-- Task requirements --
Every entry must be copied word for word.

Dataset entries

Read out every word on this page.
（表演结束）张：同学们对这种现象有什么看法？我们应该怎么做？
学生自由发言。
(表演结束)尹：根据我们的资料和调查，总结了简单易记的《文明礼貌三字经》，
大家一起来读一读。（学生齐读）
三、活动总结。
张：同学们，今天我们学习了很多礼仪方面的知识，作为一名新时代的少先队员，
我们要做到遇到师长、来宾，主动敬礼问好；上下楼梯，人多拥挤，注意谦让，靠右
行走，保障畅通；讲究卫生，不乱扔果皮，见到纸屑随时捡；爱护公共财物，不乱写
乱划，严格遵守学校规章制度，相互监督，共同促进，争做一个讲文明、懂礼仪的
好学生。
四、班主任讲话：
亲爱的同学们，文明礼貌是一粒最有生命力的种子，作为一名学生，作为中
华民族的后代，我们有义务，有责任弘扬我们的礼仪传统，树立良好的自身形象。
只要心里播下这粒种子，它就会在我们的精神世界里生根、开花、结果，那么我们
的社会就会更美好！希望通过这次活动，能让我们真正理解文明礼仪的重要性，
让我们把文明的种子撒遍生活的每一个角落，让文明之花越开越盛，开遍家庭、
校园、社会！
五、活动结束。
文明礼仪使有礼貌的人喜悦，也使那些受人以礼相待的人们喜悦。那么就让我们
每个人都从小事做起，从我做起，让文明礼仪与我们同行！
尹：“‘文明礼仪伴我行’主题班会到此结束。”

-- Complete answer --
Read out every word on this page.
（表演结束）张：同学们对这种现象有什么看法？我们应该怎么做？
学生自由发言。
(表演结束)尹：根据我们的资料和调查，总结了简单易记的《文明礼貌三字经》，
大家一起来读一读。（学生齐读）
三、活动总结。
张：同学们，今天我们学习了很多礼仪方面的知识，作为一名新时代的少先队员，
我们要做到遇到师长、来宾，主动敬礼问好；上下楼梯，人多拥挤，注意谦让，靠右
行走，保障畅通；讲究卫生，不乱扔果皮，见到纸屑随时捡；爱护公共财物，不乱写
乱划，严格遵守学校规章制度，相互监督，共同促进，争做一个讲文明、懂礼仪的
好学生。
四、班主任讲话：
亲爱的同学们，文明礼貌是一粒最有生命力的种子，作为一名学生，作为中
华民族的后代，我们有义务，有责任弘扬我们的礼仪传统，树立良好的自身形象。
只要心里播下这粒种子，它就会在我们的精神世界里生根、开花、结果，那么我们
的社会就会更美好！希望通过这次活动，能让我们真正理解文明礼仪的重要性，
让我们把文明的种子撒遍生活的每一个角落，让文明之花越开越盛，开遍家庭、
校园、社会！
五、活动结束。
文明礼仪使有礼貌的人喜悦，也使那些受人以礼相待的人们喜悦。那么就让我们
每个人都从小事做起，从我做起，让文明礼仪与我们同行！
尹：“‘文明礼仪伴我行’主题班会到此结束。”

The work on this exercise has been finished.